++++ Text excerpt

Christian Meyer is still hard at work on the C++ bindings, while lot of code has been commited they are still designing and re-designing stuff to make sure the bindings are easy to use and also integrates well with the rest of the gtkmm stuff. Haven’t seen Zeshan in a while online, hope he has gotten into trouble for his political articles back home. And last but not least (of the most active contributors) we have Andy who has just released the first and latest gst-editor before packing his rucksack to go to Africa for two years, and who will be missed while he is away. Hopefully he remember to send us his contact info so it is possible to go and visit him while there.

On my own front I need to give myself a kick in the ass and learn how to use thomas bitches system so I can be of more assistance in the release process again, especially important since I want to help bring about a much higher release frequency on GStreamer.

I went up to northern Norway last week for a short 3 day assignment doing a very straightforward job. Well as thing tend to go it wasn’t very straightforward afterall. Seems that one of the cdroms with the software was damaged which it took me two days to realize as the damage didn’t show itself in regards to the reading from the cdrom, it first showed its
ugly head when the installer was trying unarchiving the software.
Spent the next two days there waiting for new cdrom to arrive which it turned out it didn’t. So now I have to go back up there tommorow to actually do the job. Of course during these 4 days I had to continually answer questions and try and explain why things was as they where. Sometimes I feel so mentally tired due to stress factors such as these that I just don’t know what to do.

It also turns out that the support representative I had to strugle with up there wasn’t indian as I supposed due to his severely limited english skills (which added to my mental anguish up there), he was french….

This weekend hasn’t been very relaxing either. When getting back I had to stress around on friday to get some administrative tasks done at work, go to a doctor to see if we can discover why I have been suffering a bad cough for 3 weeks non-stop now and last but not least drive 4 hours to get to a weekend of horse riding with some people from work.
Of course I couldn’t stay for the full duration as I had to get back in order to attend a party 3 of my friends was having to celebrate their 30th birthdays this year.

Today I have to get a new GNOME summary out and I should probably book an airplane and hotel to go back up north,
but I don’t think I can even come close to find the motivation to get the airplane this evening instead of taking the one tommorow morning. I anyone complains I just think I tell them that it was their own fault for not confirming that the new cdroms had arrived as they promised to do.

++++++++
++++ Data extract

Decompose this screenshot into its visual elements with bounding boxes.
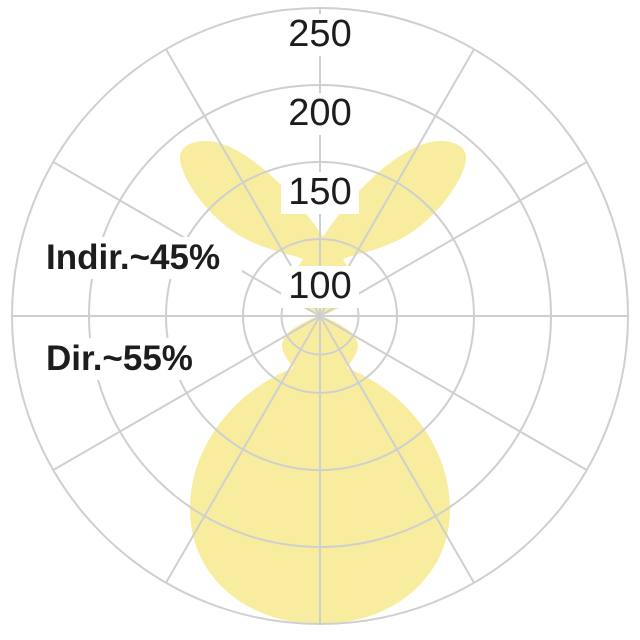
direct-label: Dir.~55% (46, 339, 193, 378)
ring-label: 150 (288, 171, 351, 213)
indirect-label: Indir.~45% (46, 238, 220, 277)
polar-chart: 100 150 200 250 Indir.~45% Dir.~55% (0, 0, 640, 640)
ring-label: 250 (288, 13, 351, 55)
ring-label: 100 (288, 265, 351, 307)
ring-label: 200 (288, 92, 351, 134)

++++++++

§ Tasks and exercises
- A) Summarize the blog post in two sentences.
- B) According to the blog post, how long will Andy be in Africa?
- C) Return the portion of the blog post starting at "Of course I" and ending at "promised to do.".
Work solely from the blog post.

§ Solutions to the tasks
- A) The writer reports on several GStreamer contributors, noting that Christian Meyer is still working on the C++ bindings and that Andy released the first gst-editor before leaving for Africa for two years. The writer then recounts a short assignment in northern Norway that failed because of a damaged cdrom and requires a return trip, followed by a stressful weekend of errands, horse riding and a birthday party.

- B) Two years.

- C)
Of course I couldn’t stay for the full duration as I had to get back in order to attend a party 3 of my friends was having to celebrate their 30th birthdays this year.

Today I have to get a new GNOME summary out and I should probably book an airplane and hotel to go back up north,
but I don’t think I can even come close to find the motivation to get the airplane this evening instead of taking the one tommorow morning. I anyone complains I just think I tell them that it was their own fault for not confirming that the new cdroms had arrived as they promised to do.